Given exercise: Word for word, transcribe the lines from the one containing "Transcribe this image's" through the end of the entries, both included, and nothing else.

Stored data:
** Begin **

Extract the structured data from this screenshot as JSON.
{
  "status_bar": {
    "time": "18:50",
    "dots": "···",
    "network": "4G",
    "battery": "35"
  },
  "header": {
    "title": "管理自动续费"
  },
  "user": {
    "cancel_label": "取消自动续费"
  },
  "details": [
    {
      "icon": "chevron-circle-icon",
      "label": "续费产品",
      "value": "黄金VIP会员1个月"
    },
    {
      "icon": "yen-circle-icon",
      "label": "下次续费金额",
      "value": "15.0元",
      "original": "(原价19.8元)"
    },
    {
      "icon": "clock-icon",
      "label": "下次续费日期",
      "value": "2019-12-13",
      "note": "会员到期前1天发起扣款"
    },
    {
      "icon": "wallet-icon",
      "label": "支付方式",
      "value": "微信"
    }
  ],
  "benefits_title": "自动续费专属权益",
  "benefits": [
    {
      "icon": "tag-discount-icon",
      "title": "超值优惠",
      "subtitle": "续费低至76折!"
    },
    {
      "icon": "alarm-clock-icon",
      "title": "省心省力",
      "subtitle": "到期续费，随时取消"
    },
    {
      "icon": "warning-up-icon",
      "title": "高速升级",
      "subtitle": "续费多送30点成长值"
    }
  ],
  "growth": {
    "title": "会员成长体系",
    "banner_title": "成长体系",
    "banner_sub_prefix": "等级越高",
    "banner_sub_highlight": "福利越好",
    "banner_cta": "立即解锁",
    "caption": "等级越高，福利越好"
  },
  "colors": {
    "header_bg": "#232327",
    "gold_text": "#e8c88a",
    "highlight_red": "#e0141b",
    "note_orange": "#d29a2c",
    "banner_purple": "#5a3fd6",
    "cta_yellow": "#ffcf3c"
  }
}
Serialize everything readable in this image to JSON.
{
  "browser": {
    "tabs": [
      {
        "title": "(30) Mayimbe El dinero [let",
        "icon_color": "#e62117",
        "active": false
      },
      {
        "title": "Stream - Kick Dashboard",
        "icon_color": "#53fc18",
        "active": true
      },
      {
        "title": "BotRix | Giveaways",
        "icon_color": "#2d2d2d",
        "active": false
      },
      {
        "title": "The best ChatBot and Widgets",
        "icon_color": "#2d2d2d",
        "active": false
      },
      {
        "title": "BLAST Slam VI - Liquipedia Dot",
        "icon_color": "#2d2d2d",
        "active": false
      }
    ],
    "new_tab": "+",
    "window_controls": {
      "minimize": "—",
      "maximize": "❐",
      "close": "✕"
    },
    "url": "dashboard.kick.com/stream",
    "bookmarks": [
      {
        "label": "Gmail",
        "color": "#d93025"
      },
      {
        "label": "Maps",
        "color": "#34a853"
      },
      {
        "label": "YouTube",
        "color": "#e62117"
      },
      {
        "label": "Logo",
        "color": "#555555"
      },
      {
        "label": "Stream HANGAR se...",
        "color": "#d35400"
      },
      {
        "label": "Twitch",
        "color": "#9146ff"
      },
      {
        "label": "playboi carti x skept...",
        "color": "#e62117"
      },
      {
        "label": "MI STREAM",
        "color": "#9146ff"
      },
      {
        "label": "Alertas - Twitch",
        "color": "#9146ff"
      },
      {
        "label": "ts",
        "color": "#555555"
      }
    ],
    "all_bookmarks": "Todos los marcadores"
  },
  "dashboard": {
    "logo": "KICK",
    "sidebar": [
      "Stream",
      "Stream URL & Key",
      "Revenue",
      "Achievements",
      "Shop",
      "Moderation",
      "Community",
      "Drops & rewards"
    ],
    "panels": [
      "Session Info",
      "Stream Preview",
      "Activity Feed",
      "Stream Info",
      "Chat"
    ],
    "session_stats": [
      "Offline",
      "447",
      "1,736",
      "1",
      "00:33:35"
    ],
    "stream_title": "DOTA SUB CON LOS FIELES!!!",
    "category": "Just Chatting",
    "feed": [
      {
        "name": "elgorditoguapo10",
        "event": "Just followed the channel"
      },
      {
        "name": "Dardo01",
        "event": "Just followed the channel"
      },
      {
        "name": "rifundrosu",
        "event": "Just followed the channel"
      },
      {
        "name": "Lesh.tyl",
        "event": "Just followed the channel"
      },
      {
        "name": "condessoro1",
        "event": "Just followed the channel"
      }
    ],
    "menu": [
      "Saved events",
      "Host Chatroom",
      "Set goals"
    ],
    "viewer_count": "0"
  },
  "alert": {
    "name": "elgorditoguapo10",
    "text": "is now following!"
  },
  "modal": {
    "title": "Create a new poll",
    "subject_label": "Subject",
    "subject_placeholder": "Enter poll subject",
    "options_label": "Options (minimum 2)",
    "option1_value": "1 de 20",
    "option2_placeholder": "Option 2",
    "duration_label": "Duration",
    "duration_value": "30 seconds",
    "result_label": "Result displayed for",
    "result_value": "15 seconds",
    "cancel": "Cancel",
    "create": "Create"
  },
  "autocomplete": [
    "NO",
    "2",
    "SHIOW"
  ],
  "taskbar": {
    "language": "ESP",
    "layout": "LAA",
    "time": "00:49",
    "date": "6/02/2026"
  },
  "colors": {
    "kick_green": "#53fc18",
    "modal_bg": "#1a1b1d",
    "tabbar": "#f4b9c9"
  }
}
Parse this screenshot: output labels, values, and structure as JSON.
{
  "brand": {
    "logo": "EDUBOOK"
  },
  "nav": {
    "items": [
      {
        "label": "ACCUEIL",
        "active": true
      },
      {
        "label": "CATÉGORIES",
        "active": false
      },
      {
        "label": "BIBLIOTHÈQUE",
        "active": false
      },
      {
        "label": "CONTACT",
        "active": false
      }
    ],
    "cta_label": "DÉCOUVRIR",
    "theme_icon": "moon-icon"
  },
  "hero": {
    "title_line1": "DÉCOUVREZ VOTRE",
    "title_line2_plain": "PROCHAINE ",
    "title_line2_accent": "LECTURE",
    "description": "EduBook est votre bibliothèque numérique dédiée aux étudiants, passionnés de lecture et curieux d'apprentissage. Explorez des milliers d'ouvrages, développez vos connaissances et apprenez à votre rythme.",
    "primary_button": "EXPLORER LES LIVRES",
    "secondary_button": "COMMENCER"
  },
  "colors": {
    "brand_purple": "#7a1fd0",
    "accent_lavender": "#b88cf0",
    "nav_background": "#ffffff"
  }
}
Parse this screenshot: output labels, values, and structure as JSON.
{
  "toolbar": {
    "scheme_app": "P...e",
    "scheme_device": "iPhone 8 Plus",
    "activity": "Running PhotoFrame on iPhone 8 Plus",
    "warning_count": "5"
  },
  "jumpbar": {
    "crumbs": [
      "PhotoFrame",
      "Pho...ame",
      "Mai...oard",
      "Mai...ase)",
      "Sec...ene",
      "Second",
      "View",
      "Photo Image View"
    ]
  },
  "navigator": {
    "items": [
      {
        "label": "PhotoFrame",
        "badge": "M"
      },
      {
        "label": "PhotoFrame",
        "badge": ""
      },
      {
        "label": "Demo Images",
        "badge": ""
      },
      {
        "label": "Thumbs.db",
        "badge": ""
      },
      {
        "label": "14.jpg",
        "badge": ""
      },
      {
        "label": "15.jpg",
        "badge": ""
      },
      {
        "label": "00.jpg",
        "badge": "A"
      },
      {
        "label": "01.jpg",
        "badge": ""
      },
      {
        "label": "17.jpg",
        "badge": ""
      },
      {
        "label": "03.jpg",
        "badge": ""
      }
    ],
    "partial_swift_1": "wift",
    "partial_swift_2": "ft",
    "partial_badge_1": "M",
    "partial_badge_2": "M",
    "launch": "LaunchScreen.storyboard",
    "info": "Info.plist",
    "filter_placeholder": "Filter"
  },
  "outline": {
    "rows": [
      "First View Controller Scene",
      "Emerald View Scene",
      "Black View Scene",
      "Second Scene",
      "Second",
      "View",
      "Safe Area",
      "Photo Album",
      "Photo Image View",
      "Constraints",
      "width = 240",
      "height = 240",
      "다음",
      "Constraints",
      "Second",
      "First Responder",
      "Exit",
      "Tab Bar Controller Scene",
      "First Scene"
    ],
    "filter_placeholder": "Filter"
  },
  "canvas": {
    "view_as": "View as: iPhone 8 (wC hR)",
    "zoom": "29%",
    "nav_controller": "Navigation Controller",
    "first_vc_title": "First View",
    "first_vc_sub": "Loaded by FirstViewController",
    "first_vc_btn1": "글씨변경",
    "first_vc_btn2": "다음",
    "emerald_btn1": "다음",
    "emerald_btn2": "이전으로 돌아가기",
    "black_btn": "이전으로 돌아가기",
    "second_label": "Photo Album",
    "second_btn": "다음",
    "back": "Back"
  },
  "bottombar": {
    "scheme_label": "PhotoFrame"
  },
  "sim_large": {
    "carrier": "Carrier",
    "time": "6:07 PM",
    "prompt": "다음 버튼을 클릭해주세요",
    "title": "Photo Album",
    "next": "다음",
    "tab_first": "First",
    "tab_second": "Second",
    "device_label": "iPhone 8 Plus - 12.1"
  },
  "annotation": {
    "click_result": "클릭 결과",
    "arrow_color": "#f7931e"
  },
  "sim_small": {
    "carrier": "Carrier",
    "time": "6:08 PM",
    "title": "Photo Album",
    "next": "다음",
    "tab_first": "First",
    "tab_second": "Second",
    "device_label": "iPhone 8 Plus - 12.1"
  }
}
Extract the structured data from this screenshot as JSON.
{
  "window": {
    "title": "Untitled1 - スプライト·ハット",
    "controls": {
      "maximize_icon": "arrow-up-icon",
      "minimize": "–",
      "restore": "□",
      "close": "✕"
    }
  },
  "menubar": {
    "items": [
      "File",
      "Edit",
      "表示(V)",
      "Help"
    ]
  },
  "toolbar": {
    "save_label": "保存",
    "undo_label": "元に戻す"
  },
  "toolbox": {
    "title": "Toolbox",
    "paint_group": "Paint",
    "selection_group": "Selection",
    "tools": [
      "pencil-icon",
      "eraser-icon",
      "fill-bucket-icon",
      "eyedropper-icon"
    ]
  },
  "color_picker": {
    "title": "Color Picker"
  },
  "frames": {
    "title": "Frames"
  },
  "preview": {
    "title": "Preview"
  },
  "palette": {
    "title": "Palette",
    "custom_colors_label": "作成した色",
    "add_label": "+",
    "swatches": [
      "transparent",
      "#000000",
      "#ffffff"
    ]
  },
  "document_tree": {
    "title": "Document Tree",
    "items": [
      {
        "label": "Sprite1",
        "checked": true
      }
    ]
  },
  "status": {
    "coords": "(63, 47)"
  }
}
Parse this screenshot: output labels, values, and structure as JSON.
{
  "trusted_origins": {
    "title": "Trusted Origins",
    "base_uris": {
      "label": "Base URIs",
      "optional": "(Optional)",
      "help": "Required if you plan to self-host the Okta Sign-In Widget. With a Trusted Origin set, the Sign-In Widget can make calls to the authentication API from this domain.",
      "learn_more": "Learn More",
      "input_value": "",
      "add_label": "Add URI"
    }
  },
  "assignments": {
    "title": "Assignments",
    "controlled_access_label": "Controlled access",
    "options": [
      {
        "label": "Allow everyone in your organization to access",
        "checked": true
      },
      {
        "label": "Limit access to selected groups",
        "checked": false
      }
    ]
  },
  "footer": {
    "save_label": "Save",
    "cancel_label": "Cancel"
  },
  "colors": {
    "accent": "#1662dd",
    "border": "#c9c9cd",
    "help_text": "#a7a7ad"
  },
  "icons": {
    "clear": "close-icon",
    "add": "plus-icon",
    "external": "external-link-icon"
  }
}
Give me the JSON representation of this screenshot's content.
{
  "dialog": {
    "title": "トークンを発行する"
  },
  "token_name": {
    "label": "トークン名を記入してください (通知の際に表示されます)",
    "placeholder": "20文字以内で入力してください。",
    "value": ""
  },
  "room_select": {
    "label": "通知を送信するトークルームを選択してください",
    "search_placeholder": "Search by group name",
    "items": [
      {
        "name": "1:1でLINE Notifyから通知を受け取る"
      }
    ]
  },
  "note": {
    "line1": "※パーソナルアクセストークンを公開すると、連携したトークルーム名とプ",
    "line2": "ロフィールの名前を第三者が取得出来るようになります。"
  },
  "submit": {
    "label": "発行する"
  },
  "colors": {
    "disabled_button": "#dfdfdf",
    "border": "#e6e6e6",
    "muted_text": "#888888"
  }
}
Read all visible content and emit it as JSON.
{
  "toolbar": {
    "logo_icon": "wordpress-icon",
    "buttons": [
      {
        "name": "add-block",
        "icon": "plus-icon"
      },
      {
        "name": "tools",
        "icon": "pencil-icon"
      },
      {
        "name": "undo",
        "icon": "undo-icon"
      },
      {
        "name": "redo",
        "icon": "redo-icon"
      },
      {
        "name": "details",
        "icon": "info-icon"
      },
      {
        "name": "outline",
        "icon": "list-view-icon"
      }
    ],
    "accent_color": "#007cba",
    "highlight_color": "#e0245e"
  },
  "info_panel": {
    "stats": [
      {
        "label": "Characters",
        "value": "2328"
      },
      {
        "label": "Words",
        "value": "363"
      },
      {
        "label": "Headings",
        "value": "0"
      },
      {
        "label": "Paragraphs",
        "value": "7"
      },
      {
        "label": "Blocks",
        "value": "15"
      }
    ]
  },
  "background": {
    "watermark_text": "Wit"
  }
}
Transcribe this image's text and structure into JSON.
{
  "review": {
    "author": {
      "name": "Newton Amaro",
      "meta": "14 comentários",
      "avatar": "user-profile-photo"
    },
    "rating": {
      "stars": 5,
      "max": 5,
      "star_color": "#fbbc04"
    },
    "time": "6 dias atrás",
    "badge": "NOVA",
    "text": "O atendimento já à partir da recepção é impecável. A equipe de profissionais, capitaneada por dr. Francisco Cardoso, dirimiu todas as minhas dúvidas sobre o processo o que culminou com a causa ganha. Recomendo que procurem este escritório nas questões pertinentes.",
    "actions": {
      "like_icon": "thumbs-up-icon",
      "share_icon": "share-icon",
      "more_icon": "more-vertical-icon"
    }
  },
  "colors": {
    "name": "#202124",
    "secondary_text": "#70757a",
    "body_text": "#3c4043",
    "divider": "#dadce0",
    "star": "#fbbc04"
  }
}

** End **

Right answer:
Transcribe this image's text and structure into JSON.
{
  "review": {
    "author": {
      "name": "Newton Amaro",
      "meta": "14 comentários",
      "avatar": "user-profile-photo"
    },
    "rating": {
      "stars": 5,
      "max": 5,
      "star_color": "#fbbc04"
    },
    "time": "6 dias atrás",
    "badge": "NOVA",
    "text": "O atendimento já à partir da recepção é impecável. A equipe de profissionais, capitaneada por dr. Francisco Cardoso, dirimiu todas as minhas dúvidas sobre o processo o que culminou com a causa ganha. Recomendo que procurem este escritório nas questões pertinentes.",
    "actions": {
      "like_icon": "thumbs-up-icon",
      "share_icon": "share-icon",
      "more_icon": "more-vertical-icon"
    }
  },
  "colors": {
    "name": "#202124",
    "secondary_text": "#70757a",
    "body_text": "#3c4043",
    "divider": "#dadce0",
    "star": "#fbbc04"
  }
}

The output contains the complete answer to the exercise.